---------- Stored data ----------

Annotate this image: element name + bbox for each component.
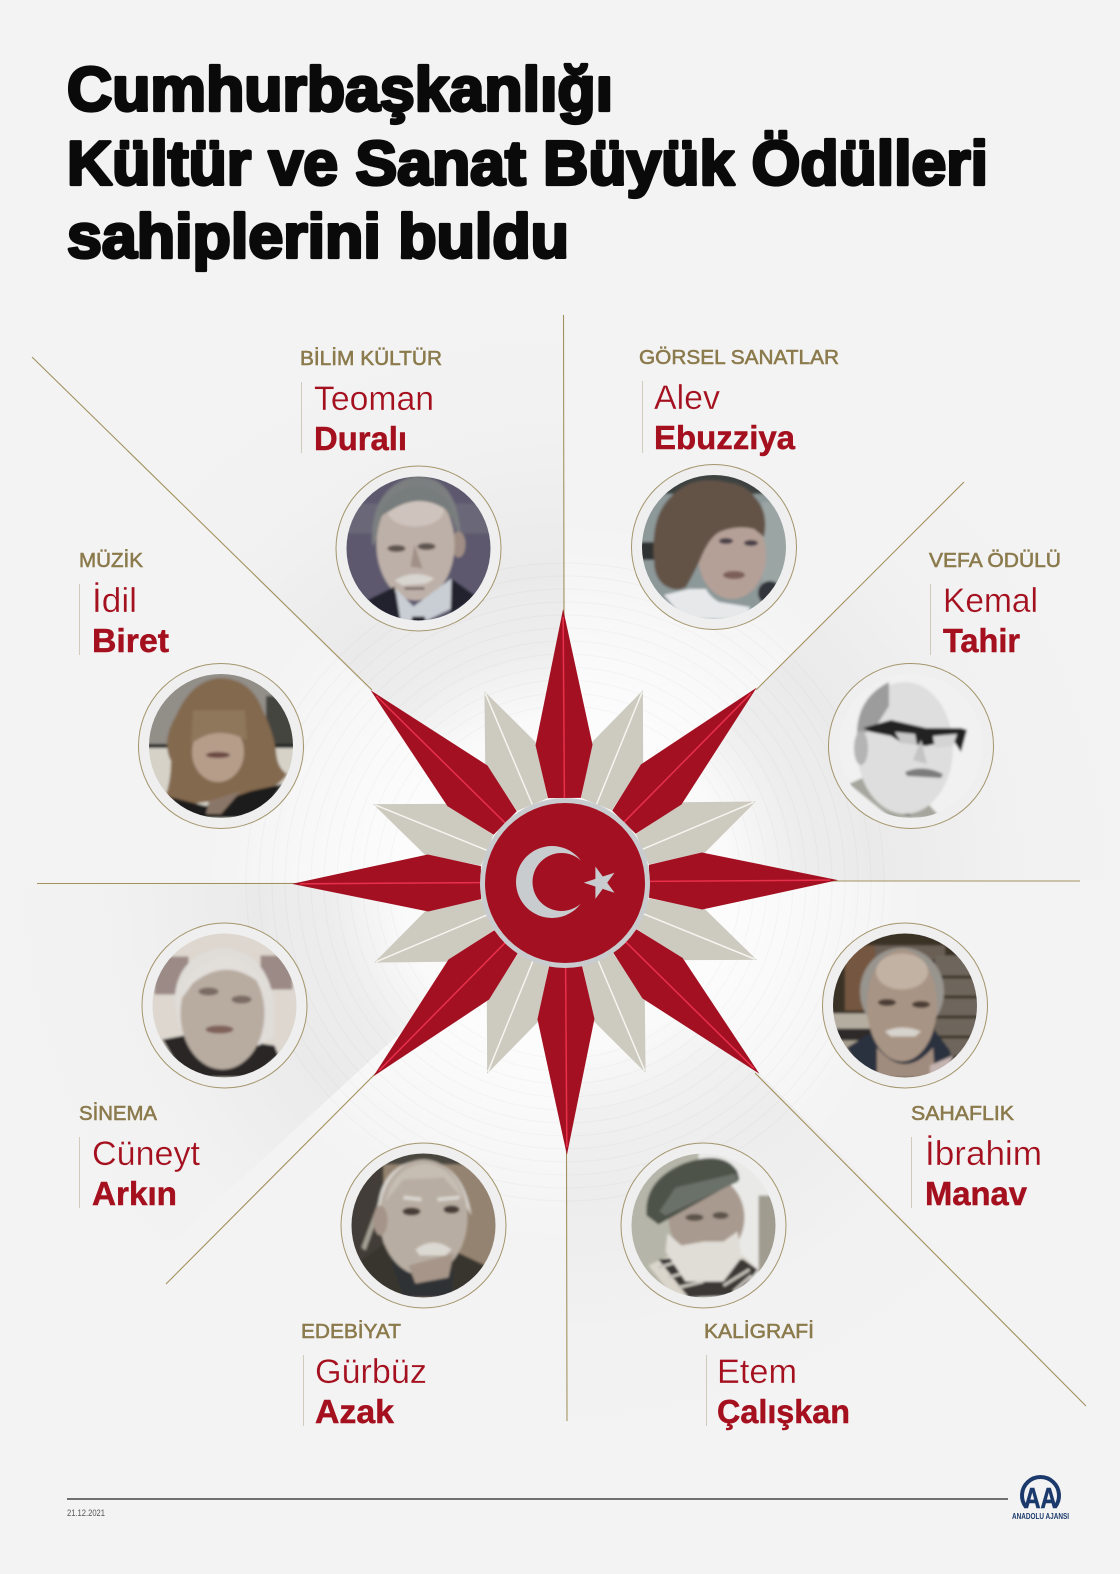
name: Tahir [943, 622, 1020, 659]
portrait: İbrahim Manav [822, 923, 988, 1088]
panel: Müzik [79, 549, 304, 828]
name: Ebuzziya [654, 419, 796, 456]
category label: VEFA ÖDÜLÜ [929, 550, 1061, 572]
logo: Anadolu Ajansı: AA [1024, 1483, 1057, 1515]
portrait: Alev Ebuzziya [632, 464, 796, 630]
portrait: İdil Biret [138, 664, 304, 828]
category label: SİNEMA [79, 1102, 158, 1125]
name [925, 1135, 1042, 1212]
name: Manav [925, 1175, 1028, 1212]
name: Biret [92, 622, 169, 659]
name: Duralı [314, 420, 407, 457]
category label: EDEBİYAT [301, 1320, 401, 1343]
category label: BİLİM KÜLTÜR [300, 347, 442, 370]
portrait: Cüneyt Arkın [142, 923, 307, 1088]
category label: MÜZİK [79, 549, 144, 572]
name [315, 1353, 427, 1430]
portrait: Etem Çalışkan [621, 1143, 786, 1308]
title: Kültür ve Sanat Büyük Ödülleri [67, 130, 988, 198]
logo: Anadolu Ajansı [1012, 1477, 1069, 1521]
name [943, 582, 1038, 659]
panel: Görsel Sanatlar [632, 347, 839, 630]
name [92, 1135, 201, 1212]
name: Teoman [314, 380, 434, 418]
portrait: Gürbüz Azak [341, 1143, 506, 1308]
portrait: Kemal Tahir [828, 664, 994, 828]
category label: SAHAFLIK [911, 1103, 1015, 1125]
name: Çalışkan [717, 1393, 850, 1430]
name: Azak [315, 1393, 395, 1430]
title: sahiplerini buldu [67, 202, 569, 272]
portrait: Teoman Duralı [336, 466, 501, 631]
name: Cüneyt [92, 1135, 201, 1173]
panel: Sinema [79, 923, 307, 1212]
panel: Bilim Kültür [300, 347, 501, 631]
grey star petals [362, 679, 768, 1085]
flag medallion [480, 798, 650, 968]
panel: Edebiyat [301, 1143, 506, 1430]
category label: KALİGRAFİ [704, 1320, 814, 1343]
name: İdil [92, 582, 137, 620]
name [654, 379, 796, 456]
name: Kemal [943, 582, 1038, 620]
name [717, 1353, 850, 1430]
red star points [290, 607, 840, 1157]
logo: Anadolu Ajansı: ANADOLU AJANSI [1012, 1511, 1069, 1521]
panel: Kaligrafi [621, 1143, 850, 1430]
central star emblem [290, 607, 840, 1157]
name: Etem [717, 1353, 797, 1391]
title: Cumhurbaşkanlığı [67, 56, 613, 124]
name: Alev [654, 379, 720, 417]
name: Gürbüz [315, 1353, 427, 1391]
panel: Sahaflık [822, 923, 1042, 1212]
radiating gold divider lines [32, 315, 1086, 1421]
title [67, 56, 988, 272]
date: 21.12.2021 [67, 1508, 105, 1518]
name [92, 582, 169, 659]
name: Arkın [92, 1175, 177, 1212]
panel: Vefa Ödülü [828, 550, 1061, 828]
name: İbrahim [925, 1135, 1042, 1173]
category label: GÖRSEL SANATLAR [639, 347, 839, 369]
name [314, 380, 434, 457]
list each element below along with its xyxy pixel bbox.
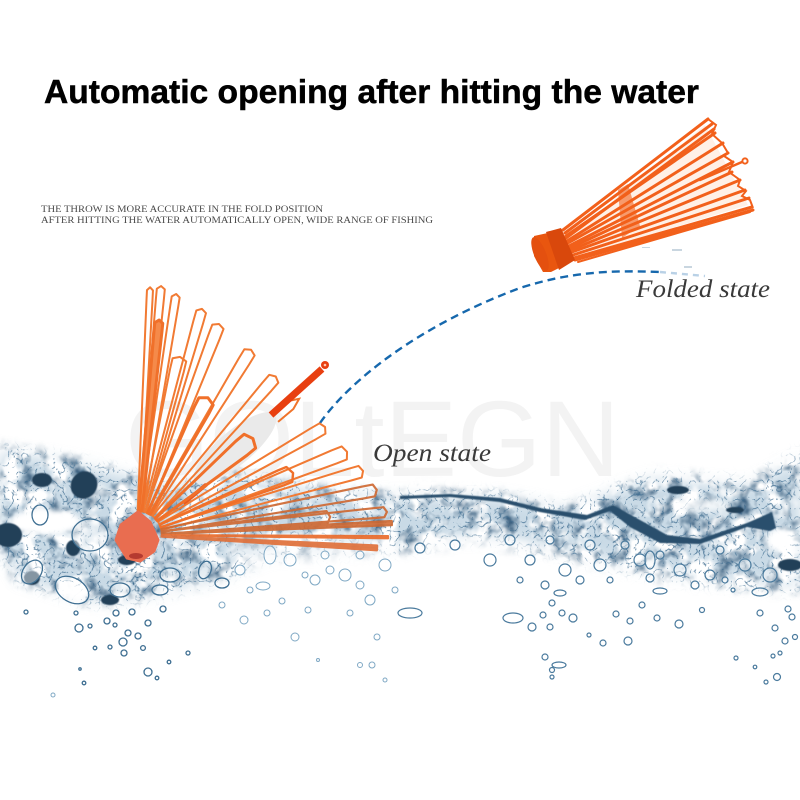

----------

▶ **Required task**:
Rename "category label" to "section label" in the lines running from "name: Tahir [943, 622, 1020, 659]" down to "portrait: Etem Çalışkan", and give only those lines again with nothing else changed.

▶ **Result for this task**:
name: Tahir [943, 622, 1020, 659]
portrait: İbrahim Manav [822, 923, 988, 1088]
panel: Müzik [79, 549, 304, 828]
name: Ebuzziya [654, 419, 796, 456]
section label: VEFA ÖDÜLÜ [929, 550, 1061, 572]
logo: Anadolu Ajansı: AA [1024, 1483, 1057, 1515]
portrait: Alev Ebuzziya [632, 464, 796, 630]
portrait: İdil Biret [138, 664, 304, 828]
section label: SİNEMA [79, 1102, 158, 1125]
name [925, 1135, 1042, 1212]
name: Manav [925, 1175, 1028, 1212]
name: Biret [92, 622, 169, 659]
name: Duralı [314, 420, 407, 457]
section label: EDEBİYAT [301, 1320, 401, 1343]
section label: BİLİM KÜLTÜR [300, 347, 442, 370]
portrait: Cüneyt Arkın [142, 923, 307, 1088]
section label: MÜZİK [79, 549, 144, 572]
name [315, 1353, 427, 1430]
portrait: Etem Çalışkan [621, 1143, 786, 1308]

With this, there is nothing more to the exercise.